Objective:
Output every record below exactly as it appears.

begin

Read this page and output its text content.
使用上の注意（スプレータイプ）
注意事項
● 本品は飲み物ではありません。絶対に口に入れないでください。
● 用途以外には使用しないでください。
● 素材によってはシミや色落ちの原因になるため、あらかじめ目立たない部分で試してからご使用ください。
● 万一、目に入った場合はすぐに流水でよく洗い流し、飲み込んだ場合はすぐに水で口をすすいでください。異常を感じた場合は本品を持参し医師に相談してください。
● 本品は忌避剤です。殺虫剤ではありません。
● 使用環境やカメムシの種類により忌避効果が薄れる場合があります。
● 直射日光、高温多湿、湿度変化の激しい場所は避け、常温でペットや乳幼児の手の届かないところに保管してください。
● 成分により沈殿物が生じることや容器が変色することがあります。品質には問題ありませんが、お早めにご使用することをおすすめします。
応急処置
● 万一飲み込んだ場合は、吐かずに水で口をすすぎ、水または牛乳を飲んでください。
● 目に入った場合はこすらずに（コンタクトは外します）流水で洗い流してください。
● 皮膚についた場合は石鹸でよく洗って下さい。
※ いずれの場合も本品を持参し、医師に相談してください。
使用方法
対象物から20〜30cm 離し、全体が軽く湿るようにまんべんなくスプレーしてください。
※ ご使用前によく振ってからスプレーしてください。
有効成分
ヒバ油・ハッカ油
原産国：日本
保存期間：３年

end

Final answer:
Read this page and output its text content.
使用上の注意（スプレータイプ）
注意事項
● 本品は飲み物ではありません。絶対に口に入れないでください。
● 用途以外には使用しないでください。
● 素材によってはシミや色落ちの原因になるため、あらかじめ目立たない部分で試してからご使用ください。
● 万一、目に入った場合はすぐに流水でよく洗い流し、飲み込んだ場合はすぐに水で口をすすいでください。異常を感じた場合は本品を持参し医師に相談してください。
● 本品は忌避剤です。殺虫剤ではありません。
● 使用環境やカメムシの種類により忌避効果が薄れる場合があります。
● 直射日光、高温多湿、湿度変化の激しい場所は避け、常温でペットや乳幼児の手の届かないところに保管してください。
● 成分により沈殿物が生じることや容器が変色することがあります。品質には問題ありませんが、お早めにご使用することをおすすめします。
応急処置
● 万一飲み込んだ場合は、吐かずに水で口をすすぎ、水または牛乳を飲んでください。
● 目に入った場合はこすらずに（コンタクトは外します）流水で洗い流してください。
● 皮膚についた場合は石鹸でよく洗って下さい。
※ いずれの場合も本品を持参し、医師に相談してください。
使用方法
対象物から20〜30cm 離し、全体が軽く湿るようにまんべんなくスプレーしてください。
※ ご使用前によく振ってからスプレーしてください。
有効成分
ヒバ油・ハッカ油
原産国：日本
保存期間：３年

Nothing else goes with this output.